= TASK TO CARRY OUT =
Note how many lines contain "title" and give that number, with nothing else.
* Begin SOURCE RECORDS *
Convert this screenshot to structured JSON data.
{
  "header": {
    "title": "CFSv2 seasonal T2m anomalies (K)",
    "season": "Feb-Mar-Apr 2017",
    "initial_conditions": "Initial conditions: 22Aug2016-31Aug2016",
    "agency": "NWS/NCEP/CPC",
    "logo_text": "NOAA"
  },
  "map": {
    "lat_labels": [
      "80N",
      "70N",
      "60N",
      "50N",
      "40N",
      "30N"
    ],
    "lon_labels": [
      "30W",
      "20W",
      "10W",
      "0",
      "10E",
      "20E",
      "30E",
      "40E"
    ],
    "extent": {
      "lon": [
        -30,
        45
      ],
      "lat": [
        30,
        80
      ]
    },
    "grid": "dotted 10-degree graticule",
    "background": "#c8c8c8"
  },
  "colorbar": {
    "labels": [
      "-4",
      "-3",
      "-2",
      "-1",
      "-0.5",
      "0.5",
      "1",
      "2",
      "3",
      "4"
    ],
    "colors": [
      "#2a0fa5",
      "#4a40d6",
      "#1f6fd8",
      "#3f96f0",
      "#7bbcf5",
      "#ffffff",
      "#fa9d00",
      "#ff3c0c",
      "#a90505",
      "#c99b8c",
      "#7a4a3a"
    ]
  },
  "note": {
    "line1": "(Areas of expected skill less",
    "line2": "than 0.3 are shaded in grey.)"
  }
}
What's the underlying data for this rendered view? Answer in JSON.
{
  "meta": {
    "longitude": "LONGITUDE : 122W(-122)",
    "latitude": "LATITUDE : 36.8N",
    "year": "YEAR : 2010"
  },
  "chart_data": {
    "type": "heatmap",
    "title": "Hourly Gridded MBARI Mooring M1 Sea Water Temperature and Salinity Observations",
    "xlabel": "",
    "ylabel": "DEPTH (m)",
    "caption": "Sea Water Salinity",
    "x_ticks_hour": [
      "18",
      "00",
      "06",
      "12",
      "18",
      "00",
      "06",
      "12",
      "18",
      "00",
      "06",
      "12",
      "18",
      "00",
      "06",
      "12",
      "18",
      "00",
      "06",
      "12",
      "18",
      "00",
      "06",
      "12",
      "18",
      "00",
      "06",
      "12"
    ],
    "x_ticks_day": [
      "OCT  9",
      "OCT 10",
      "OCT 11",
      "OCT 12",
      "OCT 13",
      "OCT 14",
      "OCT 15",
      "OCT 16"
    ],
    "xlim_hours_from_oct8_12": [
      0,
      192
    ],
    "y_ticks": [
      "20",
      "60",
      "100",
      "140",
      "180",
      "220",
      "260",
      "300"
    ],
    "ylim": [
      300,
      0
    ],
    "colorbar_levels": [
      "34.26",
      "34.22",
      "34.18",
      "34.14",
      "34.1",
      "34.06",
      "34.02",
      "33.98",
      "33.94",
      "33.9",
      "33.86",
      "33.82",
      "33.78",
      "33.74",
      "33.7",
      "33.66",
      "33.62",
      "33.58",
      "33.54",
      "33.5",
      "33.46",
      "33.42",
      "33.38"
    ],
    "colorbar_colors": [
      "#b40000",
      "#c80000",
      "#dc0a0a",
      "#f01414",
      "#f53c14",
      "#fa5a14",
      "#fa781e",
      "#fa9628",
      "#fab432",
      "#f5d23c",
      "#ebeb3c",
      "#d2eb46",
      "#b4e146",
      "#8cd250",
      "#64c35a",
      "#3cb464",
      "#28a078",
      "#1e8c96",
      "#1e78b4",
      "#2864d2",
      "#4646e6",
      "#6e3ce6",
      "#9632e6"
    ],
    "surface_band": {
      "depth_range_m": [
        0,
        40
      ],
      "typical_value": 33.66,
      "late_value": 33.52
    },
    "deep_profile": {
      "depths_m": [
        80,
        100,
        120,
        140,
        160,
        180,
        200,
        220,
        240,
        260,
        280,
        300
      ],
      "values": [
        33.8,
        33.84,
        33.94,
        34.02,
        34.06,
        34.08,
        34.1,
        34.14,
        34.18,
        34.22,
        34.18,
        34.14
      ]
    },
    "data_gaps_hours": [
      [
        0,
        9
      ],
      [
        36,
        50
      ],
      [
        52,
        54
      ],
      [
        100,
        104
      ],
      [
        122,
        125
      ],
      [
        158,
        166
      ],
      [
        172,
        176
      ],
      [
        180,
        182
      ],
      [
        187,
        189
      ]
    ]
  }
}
* End SOURCE RECORDS *
= EXERCISE SOLUTION =
2